● **What the task requires**
Check each line of the listing below for the string "береговой", and copy the ones that have it.

[Dataset items]
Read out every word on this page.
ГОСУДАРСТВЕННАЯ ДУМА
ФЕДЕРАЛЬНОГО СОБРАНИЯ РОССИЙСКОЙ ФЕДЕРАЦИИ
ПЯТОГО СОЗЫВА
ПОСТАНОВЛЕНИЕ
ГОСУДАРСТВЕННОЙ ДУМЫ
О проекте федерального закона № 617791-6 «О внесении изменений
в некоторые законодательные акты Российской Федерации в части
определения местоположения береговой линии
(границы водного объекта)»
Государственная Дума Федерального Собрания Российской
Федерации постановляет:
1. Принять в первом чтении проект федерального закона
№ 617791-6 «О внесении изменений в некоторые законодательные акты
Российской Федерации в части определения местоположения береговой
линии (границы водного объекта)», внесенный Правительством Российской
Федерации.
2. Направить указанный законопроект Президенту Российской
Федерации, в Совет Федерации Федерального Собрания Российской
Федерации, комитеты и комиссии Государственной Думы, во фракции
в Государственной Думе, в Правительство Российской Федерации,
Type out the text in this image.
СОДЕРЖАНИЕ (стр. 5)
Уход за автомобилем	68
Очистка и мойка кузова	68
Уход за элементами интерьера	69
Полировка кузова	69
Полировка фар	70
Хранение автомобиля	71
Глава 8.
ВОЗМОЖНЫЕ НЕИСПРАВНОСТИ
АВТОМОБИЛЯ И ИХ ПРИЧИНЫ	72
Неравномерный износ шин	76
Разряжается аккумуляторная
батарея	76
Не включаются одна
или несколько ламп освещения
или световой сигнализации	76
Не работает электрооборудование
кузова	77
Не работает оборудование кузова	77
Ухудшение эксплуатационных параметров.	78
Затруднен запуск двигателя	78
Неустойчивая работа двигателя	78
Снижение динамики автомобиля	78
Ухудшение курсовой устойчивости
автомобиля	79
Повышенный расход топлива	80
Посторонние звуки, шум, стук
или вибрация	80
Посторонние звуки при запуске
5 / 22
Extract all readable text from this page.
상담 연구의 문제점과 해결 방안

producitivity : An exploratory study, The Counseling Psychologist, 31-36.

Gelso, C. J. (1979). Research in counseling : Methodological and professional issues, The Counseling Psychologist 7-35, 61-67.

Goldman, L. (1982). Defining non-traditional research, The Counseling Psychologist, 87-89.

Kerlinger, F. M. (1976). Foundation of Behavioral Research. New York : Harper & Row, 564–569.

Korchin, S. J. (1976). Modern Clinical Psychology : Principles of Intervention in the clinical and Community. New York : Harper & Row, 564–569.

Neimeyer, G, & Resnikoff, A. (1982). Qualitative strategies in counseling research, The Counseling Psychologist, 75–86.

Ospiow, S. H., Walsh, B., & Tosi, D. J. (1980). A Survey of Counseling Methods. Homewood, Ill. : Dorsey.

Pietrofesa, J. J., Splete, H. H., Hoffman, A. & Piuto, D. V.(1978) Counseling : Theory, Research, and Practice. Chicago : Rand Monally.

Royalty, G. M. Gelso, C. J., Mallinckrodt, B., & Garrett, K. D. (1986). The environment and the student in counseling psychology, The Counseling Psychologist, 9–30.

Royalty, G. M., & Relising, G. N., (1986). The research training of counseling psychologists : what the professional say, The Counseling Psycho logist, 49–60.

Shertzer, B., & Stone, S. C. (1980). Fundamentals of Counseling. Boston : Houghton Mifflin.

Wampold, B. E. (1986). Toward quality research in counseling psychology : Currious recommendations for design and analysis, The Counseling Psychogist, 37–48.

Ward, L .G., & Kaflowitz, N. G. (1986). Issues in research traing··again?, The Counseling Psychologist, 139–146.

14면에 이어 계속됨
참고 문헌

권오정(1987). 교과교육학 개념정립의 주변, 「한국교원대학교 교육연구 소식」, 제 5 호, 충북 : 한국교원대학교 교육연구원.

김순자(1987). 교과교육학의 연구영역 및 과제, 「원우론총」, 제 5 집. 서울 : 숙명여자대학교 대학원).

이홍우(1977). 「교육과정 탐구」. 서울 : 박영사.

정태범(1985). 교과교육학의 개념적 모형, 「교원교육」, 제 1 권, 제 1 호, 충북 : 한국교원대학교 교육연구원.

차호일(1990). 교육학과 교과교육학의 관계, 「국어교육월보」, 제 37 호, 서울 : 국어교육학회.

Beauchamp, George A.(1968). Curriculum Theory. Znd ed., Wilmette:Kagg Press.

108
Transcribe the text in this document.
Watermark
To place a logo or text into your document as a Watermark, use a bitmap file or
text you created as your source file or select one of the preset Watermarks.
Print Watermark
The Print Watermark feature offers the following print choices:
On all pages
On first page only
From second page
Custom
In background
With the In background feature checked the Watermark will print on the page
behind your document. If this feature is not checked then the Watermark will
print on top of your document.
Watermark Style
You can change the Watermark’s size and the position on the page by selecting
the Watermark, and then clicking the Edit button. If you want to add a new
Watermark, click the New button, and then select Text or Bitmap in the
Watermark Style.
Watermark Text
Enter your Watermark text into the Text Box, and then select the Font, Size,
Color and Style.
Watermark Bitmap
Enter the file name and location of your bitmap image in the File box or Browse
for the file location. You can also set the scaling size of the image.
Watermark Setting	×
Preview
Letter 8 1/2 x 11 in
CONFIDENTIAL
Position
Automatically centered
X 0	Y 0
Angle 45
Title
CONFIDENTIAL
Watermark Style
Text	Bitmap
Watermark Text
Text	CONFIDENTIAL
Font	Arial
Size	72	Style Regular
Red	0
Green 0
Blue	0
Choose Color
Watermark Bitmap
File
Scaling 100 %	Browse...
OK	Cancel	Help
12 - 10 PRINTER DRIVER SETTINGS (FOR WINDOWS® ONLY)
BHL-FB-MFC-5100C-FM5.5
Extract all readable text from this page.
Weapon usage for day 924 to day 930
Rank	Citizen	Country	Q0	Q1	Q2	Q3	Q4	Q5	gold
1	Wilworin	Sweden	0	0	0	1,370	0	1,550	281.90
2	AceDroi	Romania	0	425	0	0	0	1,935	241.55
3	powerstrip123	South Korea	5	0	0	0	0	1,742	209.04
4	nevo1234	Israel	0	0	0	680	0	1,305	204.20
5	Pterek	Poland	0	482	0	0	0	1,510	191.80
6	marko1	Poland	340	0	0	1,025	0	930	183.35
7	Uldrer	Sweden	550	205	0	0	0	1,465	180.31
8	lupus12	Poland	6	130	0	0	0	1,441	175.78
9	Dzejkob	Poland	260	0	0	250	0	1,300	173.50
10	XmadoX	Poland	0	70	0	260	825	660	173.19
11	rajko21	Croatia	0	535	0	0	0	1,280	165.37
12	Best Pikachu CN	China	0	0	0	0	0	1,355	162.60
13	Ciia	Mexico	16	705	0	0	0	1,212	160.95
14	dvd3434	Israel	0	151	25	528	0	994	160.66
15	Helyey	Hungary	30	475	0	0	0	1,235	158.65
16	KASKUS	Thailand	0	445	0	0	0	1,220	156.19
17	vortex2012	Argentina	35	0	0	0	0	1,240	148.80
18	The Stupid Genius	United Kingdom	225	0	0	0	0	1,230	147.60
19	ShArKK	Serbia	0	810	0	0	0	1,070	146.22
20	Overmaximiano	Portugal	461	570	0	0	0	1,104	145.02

● **Result for this exercise**
определения местоположения береговой линии
Российской Федерации в части определения местоположения береговой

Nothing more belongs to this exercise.